:: Directions ::
Output, without any change, the stretch of the records from the start through the line that contains "The Bowden cable 68 is at (167, 157).".

:: Raw data ::
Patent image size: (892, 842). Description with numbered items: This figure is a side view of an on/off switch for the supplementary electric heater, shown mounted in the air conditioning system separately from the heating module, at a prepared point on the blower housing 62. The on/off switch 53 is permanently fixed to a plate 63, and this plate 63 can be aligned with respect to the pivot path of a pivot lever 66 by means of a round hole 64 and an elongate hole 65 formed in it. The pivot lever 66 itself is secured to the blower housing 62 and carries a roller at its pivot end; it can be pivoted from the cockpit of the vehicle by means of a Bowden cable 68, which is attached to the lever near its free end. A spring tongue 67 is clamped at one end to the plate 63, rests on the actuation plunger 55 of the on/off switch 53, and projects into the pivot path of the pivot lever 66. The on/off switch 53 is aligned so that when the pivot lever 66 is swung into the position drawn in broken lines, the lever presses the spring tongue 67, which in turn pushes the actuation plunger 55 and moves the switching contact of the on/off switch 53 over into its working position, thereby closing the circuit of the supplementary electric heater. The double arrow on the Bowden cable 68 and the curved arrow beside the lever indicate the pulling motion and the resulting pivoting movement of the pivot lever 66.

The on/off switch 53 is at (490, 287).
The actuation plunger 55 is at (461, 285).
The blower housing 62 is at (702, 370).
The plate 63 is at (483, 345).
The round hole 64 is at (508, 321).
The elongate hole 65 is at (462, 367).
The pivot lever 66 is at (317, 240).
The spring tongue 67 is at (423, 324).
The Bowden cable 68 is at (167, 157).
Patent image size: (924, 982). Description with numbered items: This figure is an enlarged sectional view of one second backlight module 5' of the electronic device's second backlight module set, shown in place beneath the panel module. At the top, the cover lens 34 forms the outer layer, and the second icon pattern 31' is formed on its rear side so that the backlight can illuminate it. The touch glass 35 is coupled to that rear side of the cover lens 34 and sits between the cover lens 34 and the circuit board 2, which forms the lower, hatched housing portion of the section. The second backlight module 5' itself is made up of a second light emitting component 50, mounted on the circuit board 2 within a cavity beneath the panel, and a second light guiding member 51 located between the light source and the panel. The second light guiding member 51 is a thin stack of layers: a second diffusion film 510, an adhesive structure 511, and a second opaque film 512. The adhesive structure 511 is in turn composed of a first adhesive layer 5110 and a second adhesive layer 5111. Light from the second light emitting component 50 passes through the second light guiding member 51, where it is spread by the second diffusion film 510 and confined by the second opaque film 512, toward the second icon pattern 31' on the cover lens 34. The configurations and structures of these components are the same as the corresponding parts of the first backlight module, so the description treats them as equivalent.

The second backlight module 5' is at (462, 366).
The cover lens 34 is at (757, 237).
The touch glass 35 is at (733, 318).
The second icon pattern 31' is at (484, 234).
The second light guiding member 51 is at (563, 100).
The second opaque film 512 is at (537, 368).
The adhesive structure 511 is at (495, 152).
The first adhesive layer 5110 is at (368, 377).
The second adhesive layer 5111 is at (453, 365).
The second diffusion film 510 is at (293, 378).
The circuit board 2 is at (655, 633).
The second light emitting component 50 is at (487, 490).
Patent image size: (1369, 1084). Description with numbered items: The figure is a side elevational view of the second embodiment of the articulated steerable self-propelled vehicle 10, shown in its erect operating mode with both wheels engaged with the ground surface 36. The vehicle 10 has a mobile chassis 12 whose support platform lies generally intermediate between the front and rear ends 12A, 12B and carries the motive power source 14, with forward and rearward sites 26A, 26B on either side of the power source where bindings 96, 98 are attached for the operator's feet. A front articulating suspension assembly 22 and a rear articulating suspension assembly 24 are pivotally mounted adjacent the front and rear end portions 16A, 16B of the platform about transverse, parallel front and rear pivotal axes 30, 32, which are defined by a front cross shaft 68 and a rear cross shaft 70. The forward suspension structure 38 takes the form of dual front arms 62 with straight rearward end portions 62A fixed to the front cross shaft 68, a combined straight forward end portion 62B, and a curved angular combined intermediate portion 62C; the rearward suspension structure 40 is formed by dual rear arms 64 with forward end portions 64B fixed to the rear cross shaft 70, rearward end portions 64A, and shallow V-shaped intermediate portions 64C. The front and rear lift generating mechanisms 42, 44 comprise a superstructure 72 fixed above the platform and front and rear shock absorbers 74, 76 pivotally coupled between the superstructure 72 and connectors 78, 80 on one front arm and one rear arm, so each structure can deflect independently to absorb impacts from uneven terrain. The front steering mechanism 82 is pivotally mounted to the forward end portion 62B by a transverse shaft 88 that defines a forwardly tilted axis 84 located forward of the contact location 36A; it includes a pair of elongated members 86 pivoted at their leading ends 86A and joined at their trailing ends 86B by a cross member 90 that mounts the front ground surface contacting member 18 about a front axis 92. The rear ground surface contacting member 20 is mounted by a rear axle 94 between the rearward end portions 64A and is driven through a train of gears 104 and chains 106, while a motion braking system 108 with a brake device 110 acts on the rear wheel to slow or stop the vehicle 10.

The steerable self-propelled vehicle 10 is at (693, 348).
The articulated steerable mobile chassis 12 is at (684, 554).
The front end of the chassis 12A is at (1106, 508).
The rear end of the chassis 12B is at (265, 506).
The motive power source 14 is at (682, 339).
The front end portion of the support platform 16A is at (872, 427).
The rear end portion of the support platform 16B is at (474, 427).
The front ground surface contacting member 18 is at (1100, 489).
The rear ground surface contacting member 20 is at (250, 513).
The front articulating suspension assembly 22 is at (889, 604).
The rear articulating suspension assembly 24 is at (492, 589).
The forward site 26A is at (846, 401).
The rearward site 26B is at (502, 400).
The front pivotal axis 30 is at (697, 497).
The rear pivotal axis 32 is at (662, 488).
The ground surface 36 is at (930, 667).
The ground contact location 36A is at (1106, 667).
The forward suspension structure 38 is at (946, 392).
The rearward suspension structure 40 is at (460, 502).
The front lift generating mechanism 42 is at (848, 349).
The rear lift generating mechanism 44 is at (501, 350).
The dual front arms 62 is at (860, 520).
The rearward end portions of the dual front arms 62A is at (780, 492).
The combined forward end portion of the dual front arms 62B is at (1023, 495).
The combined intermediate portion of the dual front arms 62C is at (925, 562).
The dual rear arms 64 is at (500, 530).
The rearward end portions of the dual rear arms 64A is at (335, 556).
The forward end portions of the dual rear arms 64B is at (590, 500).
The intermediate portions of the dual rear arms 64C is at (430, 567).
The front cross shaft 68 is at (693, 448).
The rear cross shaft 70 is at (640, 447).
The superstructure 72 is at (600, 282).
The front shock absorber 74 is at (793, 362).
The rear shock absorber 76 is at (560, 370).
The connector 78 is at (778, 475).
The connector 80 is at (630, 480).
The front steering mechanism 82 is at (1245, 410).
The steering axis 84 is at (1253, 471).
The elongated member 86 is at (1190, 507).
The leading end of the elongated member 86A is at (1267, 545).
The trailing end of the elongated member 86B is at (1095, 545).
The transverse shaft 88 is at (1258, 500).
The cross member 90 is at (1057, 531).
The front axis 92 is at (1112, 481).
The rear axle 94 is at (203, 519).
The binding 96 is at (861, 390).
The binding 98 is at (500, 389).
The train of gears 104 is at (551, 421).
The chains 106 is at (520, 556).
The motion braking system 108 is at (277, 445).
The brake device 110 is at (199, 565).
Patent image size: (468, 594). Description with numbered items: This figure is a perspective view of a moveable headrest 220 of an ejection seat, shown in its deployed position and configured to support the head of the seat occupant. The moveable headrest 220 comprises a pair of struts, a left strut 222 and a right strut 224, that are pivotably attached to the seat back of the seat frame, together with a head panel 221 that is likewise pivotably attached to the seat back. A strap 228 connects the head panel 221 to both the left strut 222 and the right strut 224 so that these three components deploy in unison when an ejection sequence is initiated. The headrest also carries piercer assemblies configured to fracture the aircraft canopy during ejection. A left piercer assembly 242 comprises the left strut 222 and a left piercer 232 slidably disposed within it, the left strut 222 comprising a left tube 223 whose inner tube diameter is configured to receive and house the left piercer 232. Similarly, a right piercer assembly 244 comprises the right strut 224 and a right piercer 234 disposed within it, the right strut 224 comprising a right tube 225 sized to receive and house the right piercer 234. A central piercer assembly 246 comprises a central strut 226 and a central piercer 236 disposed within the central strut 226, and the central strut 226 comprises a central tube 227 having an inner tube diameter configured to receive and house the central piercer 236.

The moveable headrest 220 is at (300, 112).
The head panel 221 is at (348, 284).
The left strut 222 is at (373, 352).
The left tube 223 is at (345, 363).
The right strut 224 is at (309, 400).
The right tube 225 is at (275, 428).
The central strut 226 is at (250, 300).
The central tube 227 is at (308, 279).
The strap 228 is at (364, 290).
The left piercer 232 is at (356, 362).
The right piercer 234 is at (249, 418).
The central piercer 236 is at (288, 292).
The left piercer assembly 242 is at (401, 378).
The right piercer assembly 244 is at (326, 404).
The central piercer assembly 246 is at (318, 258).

:: Written response ::
Patent image size: (892, 842). Description with numbered items: This figure is a side view of an on/off switch for the supplementary electric heater, shown mounted in the air conditioning system separately from the heating module, at a prepared point on the blower housing 62. The on/off switch 53 is permanently fixed to a plate 63, and this plate 63 can be aligned with respect to the pivot path of a pivot lever 66 by means of a round hole 64 and an elongate hole 65 formed in it. The pivot lever 66 itself is secured to the blower housing 62 and carries a roller at its pivot end; it can be pivoted from the cockpit of the vehicle by means of a Bowden cable 68, which is attached to the lever near its free end. A spring tongue 67 is clamped at one end to the plate 63, rests on the actuation plunger 55 of the on/off switch 53, and projects into the pivot path of the pivot lever 66. The on/off switch 53 is aligned so that when the pivot lever 66 is swung into the position drawn in broken lines, the lever presses the spring tongue 67, which in turn pushes the actuation plunger 55 and moves the switching contact of the on/off switch 53 over into its working position, thereby closing the circuit of the supplementary electric heater. The double arrow on the Bowden cable 68 and the curved arrow beside the lever indicate the pulling motion and the resulting pivoting movement of the pivot lever 66.

The on/off switch 53 is at (490, 287).
The actuation plunger 55 is at (461, 285).
The blower housing 62 is at (702, 370).
The plate 63 is at (483, 345).
The round hole 64 is at (508, 321).
The elongate hole 65 is at (462, 367).
The pivot lever 66 is at (317, 240).
The spring tongue 67 is at (423, 324).
The Bowden cable 68 is at (167, 157).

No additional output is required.